— Start of INFORMATION PROVIDED —

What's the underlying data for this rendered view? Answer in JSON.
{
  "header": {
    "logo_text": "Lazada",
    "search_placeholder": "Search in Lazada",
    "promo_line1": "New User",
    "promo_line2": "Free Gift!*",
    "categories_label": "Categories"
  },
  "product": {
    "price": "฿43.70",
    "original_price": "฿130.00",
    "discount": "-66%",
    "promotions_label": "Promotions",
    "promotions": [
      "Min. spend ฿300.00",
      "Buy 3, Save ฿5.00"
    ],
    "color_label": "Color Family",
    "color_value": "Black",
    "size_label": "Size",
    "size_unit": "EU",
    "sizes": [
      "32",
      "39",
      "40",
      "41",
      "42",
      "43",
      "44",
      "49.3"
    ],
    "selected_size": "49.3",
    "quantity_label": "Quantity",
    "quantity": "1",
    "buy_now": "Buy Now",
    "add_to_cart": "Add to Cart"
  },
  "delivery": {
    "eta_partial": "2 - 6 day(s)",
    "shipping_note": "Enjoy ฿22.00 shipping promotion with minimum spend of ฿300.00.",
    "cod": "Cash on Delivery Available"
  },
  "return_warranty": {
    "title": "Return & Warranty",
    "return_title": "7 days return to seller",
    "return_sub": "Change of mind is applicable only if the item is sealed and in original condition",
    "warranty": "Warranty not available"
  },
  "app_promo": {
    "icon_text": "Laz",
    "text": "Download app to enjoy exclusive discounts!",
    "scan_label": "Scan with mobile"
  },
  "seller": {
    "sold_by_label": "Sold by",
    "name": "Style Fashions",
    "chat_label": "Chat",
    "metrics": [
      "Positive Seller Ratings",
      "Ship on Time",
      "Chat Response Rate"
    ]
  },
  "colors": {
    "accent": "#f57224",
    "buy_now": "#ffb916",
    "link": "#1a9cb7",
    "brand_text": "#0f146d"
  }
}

— End of INFORMATION PROVIDED —

◆ **STATED TASK**:
Retype all the material above precisely, with no line left out.

◆ **CORRECT RESPONSE**:
What's the underlying data for this rendered view? Answer in JSON.
{
  "header": {
    "logo_text": "Lazada",
    "search_placeholder": "Search in Lazada",
    "promo_line1": "New User",
    "promo_line2": "Free Gift!*",
    "categories_label": "Categories"
  },
  "product": {
    "price": "฿43.70",
    "original_price": "฿130.00",
    "discount": "-66%",
    "promotions_label": "Promotions",
    "promotions": [
      "Min. spend ฿300.00",
      "Buy 3, Save ฿5.00"
    ],
    "color_label": "Color Family",
    "color_value": "Black",
    "size_label": "Size",
    "size_unit": "EU",
    "sizes": [
      "32",
      "39",
      "40",
      "41",
      "42",
      "43",
      "44",
      "49.3"
    ],
    "selected_size": "49.3",
    "quantity_label": "Quantity",
    "quantity": "1",
    "buy_now": "Buy Now",
    "add_to_cart": "Add to Cart"
  },
  "delivery": {
    "eta_partial": "2 - 6 day(s)",
    "shipping_note": "Enjoy ฿22.00 shipping promotion with minimum spend of ฿300.00.",
    "cod": "Cash on Delivery Available"
  },
  "return_warranty": {
    "title": "Return & Warranty",
    "return_title": "7 days return to seller",
    "return_sub": "Change of mind is applicable only if the item is sealed and in original condition",
    "warranty": "Warranty not available"
  },
  "app_promo": {
    "icon_text": "Laz",
    "text": "Download app to enjoy exclusive discounts!",
    "scan_label": "Scan with mobile"
  },
  "seller": {
    "sold_by_label": "Sold by",
    "name": "Style Fashions",
    "chat_label": "Chat",
    "metrics": [
      "Positive Seller Ratings",
      "Ship on Time",
      "Chat Response Rate"
    ]
  },
  "colors": {
    "accent": "#f57224",
    "buy_now": "#ffb916",
    "link": "#1a9cb7",
    "brand_text": "#0f146d"
  }
}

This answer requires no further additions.